(Annotated element entries)

══════════

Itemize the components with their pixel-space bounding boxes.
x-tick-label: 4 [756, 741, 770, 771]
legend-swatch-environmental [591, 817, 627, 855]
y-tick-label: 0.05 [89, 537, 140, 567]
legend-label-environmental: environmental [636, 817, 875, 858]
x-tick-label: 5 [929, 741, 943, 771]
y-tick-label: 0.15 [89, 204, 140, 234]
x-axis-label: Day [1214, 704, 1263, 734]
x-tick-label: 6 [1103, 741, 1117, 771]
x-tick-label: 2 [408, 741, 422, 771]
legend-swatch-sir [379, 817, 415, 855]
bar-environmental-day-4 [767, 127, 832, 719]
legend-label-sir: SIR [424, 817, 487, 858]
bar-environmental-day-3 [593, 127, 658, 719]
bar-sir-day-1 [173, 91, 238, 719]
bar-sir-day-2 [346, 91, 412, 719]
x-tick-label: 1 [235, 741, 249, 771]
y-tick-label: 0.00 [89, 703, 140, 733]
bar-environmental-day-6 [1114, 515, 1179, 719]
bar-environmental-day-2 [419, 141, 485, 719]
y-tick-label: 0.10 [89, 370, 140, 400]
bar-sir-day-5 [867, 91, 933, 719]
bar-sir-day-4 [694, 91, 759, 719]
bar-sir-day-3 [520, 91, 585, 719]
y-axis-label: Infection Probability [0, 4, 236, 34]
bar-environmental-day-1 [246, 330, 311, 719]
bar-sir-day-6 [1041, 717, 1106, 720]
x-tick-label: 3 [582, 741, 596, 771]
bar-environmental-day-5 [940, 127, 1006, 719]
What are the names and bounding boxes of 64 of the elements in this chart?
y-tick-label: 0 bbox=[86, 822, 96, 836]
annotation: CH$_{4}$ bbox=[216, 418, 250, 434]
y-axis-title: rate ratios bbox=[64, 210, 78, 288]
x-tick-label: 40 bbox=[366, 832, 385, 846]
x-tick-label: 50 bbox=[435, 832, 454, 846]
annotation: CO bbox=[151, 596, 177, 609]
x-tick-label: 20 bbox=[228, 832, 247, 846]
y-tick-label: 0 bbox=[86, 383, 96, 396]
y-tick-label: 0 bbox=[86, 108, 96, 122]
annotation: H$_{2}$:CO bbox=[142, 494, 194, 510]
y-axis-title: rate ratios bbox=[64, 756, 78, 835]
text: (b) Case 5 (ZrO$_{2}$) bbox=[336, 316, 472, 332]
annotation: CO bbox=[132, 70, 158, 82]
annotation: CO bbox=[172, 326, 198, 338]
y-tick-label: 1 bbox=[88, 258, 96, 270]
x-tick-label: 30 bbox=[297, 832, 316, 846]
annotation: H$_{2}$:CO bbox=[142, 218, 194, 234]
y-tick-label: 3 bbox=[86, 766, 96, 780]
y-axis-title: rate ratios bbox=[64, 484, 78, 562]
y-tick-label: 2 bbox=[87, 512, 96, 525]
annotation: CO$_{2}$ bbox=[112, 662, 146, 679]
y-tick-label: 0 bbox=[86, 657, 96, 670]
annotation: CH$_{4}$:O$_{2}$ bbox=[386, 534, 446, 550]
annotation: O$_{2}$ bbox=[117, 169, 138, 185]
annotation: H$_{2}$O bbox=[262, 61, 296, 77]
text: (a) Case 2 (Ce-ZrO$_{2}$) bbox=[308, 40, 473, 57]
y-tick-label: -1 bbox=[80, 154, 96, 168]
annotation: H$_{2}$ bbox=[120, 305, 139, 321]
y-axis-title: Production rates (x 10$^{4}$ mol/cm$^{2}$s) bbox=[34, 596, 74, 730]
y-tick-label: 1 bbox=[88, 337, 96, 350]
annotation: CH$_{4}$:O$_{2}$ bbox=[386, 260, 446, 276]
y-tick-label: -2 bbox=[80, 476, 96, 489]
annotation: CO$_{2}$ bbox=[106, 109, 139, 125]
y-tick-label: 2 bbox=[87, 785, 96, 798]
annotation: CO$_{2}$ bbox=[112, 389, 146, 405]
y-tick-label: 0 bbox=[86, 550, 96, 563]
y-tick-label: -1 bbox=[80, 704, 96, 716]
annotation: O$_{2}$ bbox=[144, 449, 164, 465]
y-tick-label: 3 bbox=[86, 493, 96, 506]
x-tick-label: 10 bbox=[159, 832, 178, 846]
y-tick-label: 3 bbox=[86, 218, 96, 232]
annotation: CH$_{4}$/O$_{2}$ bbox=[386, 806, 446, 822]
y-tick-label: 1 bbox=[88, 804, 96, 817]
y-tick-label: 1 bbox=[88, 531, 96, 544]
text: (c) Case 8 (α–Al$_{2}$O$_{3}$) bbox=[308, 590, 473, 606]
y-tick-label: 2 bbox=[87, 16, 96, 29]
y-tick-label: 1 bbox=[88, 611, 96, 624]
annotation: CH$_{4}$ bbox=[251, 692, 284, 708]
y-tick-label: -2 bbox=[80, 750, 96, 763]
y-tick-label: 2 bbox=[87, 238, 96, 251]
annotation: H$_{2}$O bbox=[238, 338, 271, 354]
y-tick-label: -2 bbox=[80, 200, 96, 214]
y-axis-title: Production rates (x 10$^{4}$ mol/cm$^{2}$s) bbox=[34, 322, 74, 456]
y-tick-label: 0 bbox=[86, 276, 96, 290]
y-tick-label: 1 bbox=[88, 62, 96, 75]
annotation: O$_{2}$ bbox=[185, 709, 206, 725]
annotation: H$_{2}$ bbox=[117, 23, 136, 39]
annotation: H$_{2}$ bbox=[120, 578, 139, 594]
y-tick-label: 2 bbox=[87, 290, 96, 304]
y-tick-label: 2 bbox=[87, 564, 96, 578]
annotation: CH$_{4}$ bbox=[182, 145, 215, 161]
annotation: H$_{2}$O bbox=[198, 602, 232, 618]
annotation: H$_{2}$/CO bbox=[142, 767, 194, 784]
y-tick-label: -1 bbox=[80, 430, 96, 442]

══════════

(Given problem): Copy every row above without changing anything.

(Finished task):
Itemize the components with their pixel-space bounding boxes.
x-tick-label: 4 [756, 741, 770, 771]
legend-swatch-environmental [591, 817, 627, 855]
y-tick-label: 0.05 [89, 537, 140, 567]
legend-label-environmental: environmental [636, 817, 875, 858]
x-tick-label: 5 [929, 741, 943, 771]
y-tick-label: 0.15 [89, 204, 140, 234]
x-axis-label: Day [1214, 704, 1263, 734]
x-tick-label: 6 [1103, 741, 1117, 771]
x-tick-label: 2 [408, 741, 422, 771]
legend-swatch-sir [379, 817, 415, 855]
bar-environmental-day-4 [767, 127, 832, 719]
legend-label-sir: SIR [424, 817, 487, 858]
bar-environmental-day-3 [593, 127, 658, 719]
bar-sir-day-1 [173, 91, 238, 719]
bar-sir-day-2 [346, 91, 412, 719]
x-tick-label: 1 [235, 741, 249, 771]
y-tick-label: 0.00 [89, 703, 140, 733]
bar-environmental-day-6 [1114, 515, 1179, 719]
bar-environmental-day-2 [419, 141, 485, 719]
y-tick-label: 0.10 [89, 370, 140, 400]
bar-sir-day-5 [867, 91, 933, 719]
bar-sir-day-4 [694, 91, 759, 719]
bar-sir-day-3 [520, 91, 585, 719]
y-axis-label: Infection Probability [0, 4, 236, 34]
bar-environmental-day-1 [246, 330, 311, 719]
bar-sir-day-6 [1041, 717, 1106, 720]
x-tick-label: 3 [582, 741, 596, 771]
bar-environmental-day-5 [940, 127, 1006, 719]
What are the names and bounding boxes of 64 of the elements in this chart?
y-tick-label: 0 bbox=[86, 822, 96, 836]
annotation: CH$_{4}$ bbox=[216, 418, 250, 434]
y-axis-title: rate ratios bbox=[64, 210, 78, 288]
x-tick-label: 40 bbox=[366, 832, 385, 846]
x-tick-label: 50 bbox=[435, 832, 454, 846]
annotation: CO bbox=[151, 596, 177, 609]
x-tick-label: 20 bbox=[228, 832, 247, 846]
y-tick-label: 0 bbox=[86, 383, 96, 396]
y-tick-label: 0 bbox=[86, 108, 96, 122]
annotation: H$_{2}$:CO bbox=[142, 494, 194, 510]
y-axis-title: rate ratios bbox=[64, 756, 78, 835]
text: (b) Case 5 (ZrO$_{2}$) bbox=[336, 316, 472, 332]
annotation: CO bbox=[132, 70, 158, 82]
annotation: CO bbox=[172, 326, 198, 338]
y-tick-label: 1 bbox=[88, 258, 96, 270]
x-tick-label: 30 bbox=[297, 832, 316, 846]
annotation: H$_{2}$:CO bbox=[142, 218, 194, 234]
y-tick-label: 3 bbox=[86, 766, 96, 780]
y-axis-title: rate ratios bbox=[64, 484, 78, 562]
y-tick-label: 2 bbox=[87, 512, 96, 525]
annotation: CO$_{2}$ bbox=[112, 662, 146, 679]
y-tick-label: 0 bbox=[86, 657, 96, 670]
annotation: CH$_{4}$:O$_{2}$ bbox=[386, 534, 446, 550]
annotation: O$_{2}$ bbox=[117, 169, 138, 185]
annotation: H$_{2}$O bbox=[262, 61, 296, 77]
text: (a) Case 2 (Ce-ZrO$_{2}$) bbox=[308, 40, 473, 57]
y-tick-label: -1 bbox=[80, 154, 96, 168]
annotation: H$_{2}$ bbox=[120, 305, 139, 321]
y-axis-title: Production rates (x 10$^{4}$ mol/cm$^{2}$s) bbox=[34, 596, 74, 730]
y-tick-label: 1 bbox=[88, 337, 96, 350]
annotation: CH$_{4}$:O$_{2}$ bbox=[386, 260, 446, 276]
y-tick-label: -2 bbox=[80, 476, 96, 489]
annotation: CO$_{2}$ bbox=[106, 109, 139, 125]
y-tick-label: 2 bbox=[87, 785, 96, 798]
annotation: CO$_{2}$ bbox=[112, 389, 146, 405]
y-tick-label: 0 bbox=[86, 550, 96, 563]
y-tick-label: -1 bbox=[80, 704, 96, 716]
annotation: O$_{2}$ bbox=[144, 449, 164, 465]
y-tick-label: 3 bbox=[86, 493, 96, 506]
x-tick-label: 10 bbox=[159, 832, 178, 846]
y-tick-label: 3 bbox=[86, 218, 96, 232]
annotation: CH$_{4}$/O$_{2}$ bbox=[386, 806, 446, 822]
y-tick-label: 1 bbox=[88, 804, 96, 817]
y-tick-label: 1 bbox=[88, 531, 96, 544]
text: (c) Case 8 (α–Al$_{2}$O$_{3}$) bbox=[308, 590, 473, 606]
y-tick-label: 2 bbox=[87, 16, 96, 29]
y-tick-label: 1 bbox=[88, 611, 96, 624]
annotation: CH$_{4}$ bbox=[251, 692, 284, 708]
y-tick-label: -2 bbox=[80, 750, 96, 763]
y-tick-label: 2 bbox=[87, 238, 96, 251]
annotation: H$_{2}$O bbox=[238, 338, 271, 354]
y-tick-label: -2 bbox=[80, 200, 96, 214]
y-axis-title: Production rates (x 10$^{4}$ mol/cm$^{2}$s) bbox=[34, 322, 74, 456]
y-tick-label: 0 bbox=[86, 276, 96, 290]
y-tick-label: 1 bbox=[88, 62, 96, 75]
annotation: O$_{2}$ bbox=[185, 709, 206, 725]
annotation: H$_{2}$ bbox=[117, 23, 136, 39]
annotation: H$_{2}$ bbox=[120, 578, 139, 594]
y-tick-label: 2 bbox=[87, 290, 96, 304]
y-tick-label: 2 bbox=[87, 564, 96, 578]
annotation: CH$_{4}$ bbox=[182, 145, 215, 161]
annotation: H$_{2}$O bbox=[198, 602, 232, 618]
annotation: H$_{2}$/CO bbox=[142, 767, 194, 784]
y-tick-label: -1 bbox=[80, 430, 96, 442]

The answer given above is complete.